(Collected data)
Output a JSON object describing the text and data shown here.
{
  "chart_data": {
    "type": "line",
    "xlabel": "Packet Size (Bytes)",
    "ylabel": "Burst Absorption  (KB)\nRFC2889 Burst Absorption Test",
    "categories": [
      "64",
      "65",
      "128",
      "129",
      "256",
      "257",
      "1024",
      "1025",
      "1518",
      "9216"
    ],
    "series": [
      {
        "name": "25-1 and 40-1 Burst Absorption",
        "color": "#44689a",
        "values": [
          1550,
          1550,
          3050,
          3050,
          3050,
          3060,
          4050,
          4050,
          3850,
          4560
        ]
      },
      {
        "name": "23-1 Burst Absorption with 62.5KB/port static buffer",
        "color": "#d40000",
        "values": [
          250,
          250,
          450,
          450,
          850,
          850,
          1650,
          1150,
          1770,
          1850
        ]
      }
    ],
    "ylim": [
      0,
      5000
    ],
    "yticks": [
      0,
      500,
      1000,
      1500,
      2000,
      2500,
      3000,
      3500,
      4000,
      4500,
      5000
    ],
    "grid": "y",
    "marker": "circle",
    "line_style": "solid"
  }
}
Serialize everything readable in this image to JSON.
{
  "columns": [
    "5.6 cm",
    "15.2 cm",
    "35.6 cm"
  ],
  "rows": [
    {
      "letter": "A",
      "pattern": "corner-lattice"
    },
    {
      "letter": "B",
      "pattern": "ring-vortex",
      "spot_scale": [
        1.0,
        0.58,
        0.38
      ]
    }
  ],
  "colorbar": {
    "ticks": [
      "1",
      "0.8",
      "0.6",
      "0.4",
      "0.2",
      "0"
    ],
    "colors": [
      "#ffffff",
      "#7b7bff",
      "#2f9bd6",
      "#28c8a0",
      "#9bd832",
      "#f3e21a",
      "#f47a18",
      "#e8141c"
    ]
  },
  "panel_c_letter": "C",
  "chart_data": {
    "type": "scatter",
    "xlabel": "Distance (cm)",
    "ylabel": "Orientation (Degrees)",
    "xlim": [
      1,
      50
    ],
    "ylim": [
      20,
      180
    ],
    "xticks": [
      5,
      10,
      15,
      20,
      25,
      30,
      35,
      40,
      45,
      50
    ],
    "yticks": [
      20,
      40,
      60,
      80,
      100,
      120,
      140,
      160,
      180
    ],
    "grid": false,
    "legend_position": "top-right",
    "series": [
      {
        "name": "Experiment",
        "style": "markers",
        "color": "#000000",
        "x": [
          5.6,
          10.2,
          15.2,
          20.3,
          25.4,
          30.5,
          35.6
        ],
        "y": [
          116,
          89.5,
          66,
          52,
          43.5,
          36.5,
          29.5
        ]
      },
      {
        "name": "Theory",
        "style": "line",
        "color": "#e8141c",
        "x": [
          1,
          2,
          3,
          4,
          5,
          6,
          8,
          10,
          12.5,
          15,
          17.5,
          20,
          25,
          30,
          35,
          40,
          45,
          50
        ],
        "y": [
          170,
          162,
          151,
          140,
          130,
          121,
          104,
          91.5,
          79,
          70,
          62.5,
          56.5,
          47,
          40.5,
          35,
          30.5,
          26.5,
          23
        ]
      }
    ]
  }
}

Problem to work on >>
Go through the preceding material and copy each line that has the word "name".

Final result >>
        "name": "25-1 and 40-1 Burst Absorption",
        "name": "23-1 Burst Absorption with 62.5KB/port static buffer",
        "name": "Experiment",
        "name": "Theory",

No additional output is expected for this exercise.